# Exercise description
What follows is a listing; restate every line of it word for word.

++++++

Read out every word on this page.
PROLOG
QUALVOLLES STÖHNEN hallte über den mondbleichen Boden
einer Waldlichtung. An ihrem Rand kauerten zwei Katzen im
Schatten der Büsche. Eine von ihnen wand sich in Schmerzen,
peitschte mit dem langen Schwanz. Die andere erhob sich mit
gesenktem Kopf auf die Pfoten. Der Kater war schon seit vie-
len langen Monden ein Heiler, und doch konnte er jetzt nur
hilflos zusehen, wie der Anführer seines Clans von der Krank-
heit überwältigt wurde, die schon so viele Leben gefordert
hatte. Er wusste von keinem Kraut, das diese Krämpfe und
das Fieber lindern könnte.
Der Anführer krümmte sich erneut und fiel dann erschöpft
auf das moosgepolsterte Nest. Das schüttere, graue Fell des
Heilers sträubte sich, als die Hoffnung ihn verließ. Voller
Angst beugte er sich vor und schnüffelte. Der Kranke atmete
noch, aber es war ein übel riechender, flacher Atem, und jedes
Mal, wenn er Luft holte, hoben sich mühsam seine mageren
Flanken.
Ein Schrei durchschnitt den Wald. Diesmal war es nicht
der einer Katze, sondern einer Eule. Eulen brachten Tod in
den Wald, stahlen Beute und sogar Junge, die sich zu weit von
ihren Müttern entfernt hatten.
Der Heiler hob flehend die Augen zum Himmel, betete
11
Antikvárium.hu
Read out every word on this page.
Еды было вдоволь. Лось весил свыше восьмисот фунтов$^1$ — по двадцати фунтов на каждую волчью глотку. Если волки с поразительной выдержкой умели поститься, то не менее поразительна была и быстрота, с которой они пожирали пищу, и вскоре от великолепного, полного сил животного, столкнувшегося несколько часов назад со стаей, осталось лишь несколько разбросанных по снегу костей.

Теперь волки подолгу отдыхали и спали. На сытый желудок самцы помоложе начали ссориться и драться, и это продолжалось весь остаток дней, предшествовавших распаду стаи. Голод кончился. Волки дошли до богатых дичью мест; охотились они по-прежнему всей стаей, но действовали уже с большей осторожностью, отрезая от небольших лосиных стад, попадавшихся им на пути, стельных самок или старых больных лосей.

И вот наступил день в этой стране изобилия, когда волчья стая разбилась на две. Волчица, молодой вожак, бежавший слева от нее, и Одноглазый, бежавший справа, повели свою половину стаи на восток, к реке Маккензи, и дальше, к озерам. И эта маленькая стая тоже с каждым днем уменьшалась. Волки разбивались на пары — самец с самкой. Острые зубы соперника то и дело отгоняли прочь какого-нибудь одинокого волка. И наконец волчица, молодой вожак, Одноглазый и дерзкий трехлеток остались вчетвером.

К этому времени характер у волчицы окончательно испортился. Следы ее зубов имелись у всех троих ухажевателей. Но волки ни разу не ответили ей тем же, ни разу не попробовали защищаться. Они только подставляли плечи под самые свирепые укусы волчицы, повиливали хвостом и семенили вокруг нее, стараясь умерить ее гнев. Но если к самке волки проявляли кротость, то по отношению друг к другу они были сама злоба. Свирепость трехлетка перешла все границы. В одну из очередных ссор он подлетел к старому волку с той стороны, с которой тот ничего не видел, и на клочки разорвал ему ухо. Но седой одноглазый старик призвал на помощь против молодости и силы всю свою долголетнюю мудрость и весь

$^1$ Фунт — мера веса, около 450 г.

++++++

# The result
Read out every word on this page.
PROLOG
QUALVOLLES STÖHNEN hallte über den mondbleichen Boden
einer Waldlichtung. An ihrem Rand kauerten zwei Katzen im
Schatten der Büsche. Eine von ihnen wand sich in Schmerzen,
peitschte mit dem langen Schwanz. Die andere erhob sich mit
gesenktem Kopf auf die Pfoten. Der Kater war schon seit vie-
len langen Monden ein Heiler, und doch konnte er jetzt nur
hilflos zusehen, wie der Anführer seines Clans von der Krank-
heit überwältigt wurde, die schon so viele Leben gefordert
hatte. Er wusste von keinem Kraut, das diese Krämpfe und
das Fieber lindern könnte.
Der Anführer krümmte sich erneut und fiel dann erschöpft
auf das moosgepolsterte Nest. Das schüttere, graue Fell des
Heilers sträubte sich, als die Hoffnung ihn verließ. Voller
Angst beugte er sich vor und schnüffelte. Der Kranke atmete
noch, aber es war ein übel riechender, flacher Atem, und jedes
Mal, wenn er Luft holte, hoben sich mühsam seine mageren
Flanken.
Ein Schrei durchschnitt den Wald. Diesmal war es nicht
der einer Katze, sondern einer Eule. Eulen brachten Tod in
den Wald, stahlen Beute und sogar Junge, die sich zu weit von
ihren Müttern entfernt hatten.
Der Heiler hob flehend die Augen zum Himmel, betete
11
Antikvárium.hu
Read out every word on this page.
Еды было вдоволь. Лось весил свыше восьмисот фунтов$^1$ — по двадцати фунтов на каждую волчью глотку. Если волки с поразительной выдержкой умели поститься, то не менее поразительна была и быстрота, с которой они пожирали пищу, и вскоре от великолепного, полного сил животного, столкнувшегося несколько часов назад со стаей, осталось лишь несколько разбросанных по снегу костей.

Теперь волки подолгу отдыхали и спали. На сытый желудок самцы помоложе начали ссориться и драться, и это продолжалось весь остаток дней, предшествовавших распаду стаи. Голод кончился. Волки дошли до богатых дичью мест; охотились они по-прежнему всей стаей, но действовали уже с большей осторожностью, отрезая от небольших лосиных стад, попадавшихся им на пути, стельных самок или старых больных лосей.

И вот наступил день в этой стране изобилия, когда волчья стая разбилась на две. Волчица, молодой вожак, бежавший слева от нее, и Одноглазый, бежавший справа, повели свою половину стаи на восток, к реке Маккензи, и дальше, к озерам. И эта маленькая стая тоже с каждым днем уменьшалась. Волки разбивались на пары — самец с самкой. Острые зубы соперника то и дело отгоняли прочь какого-нибудь одинокого волка. И наконец волчица, молодой вожак, Одноглазый и дерзкий трехлеток остались вчетвером.

К этому времени характер у волчицы окончательно испортился. Следы ее зубов имелись у всех троих ухажевателей. Но волки ни разу не ответили ей тем же, ни разу не попробовали защищаться. Они только подставляли плечи под самые свирепые укусы волчицы, повиливали хвостом и семенили вокруг нее, стараясь умерить ее гнев. Но если к самке волки проявляли кротость, то по отношению друг к другу они были сама злоба. Свирепость трехлетка перешла все границы. В одну из очередных ссор он подлетел к старому волку с той стороны, с которой тот ничего не видел, и на клочки разорвал ему ухо. Но седой одноглазый старик призвал на помощь против молодости и силы всю свою долголетнюю мудрость и весь

$^1$ Фунт — мера веса, около 450 г.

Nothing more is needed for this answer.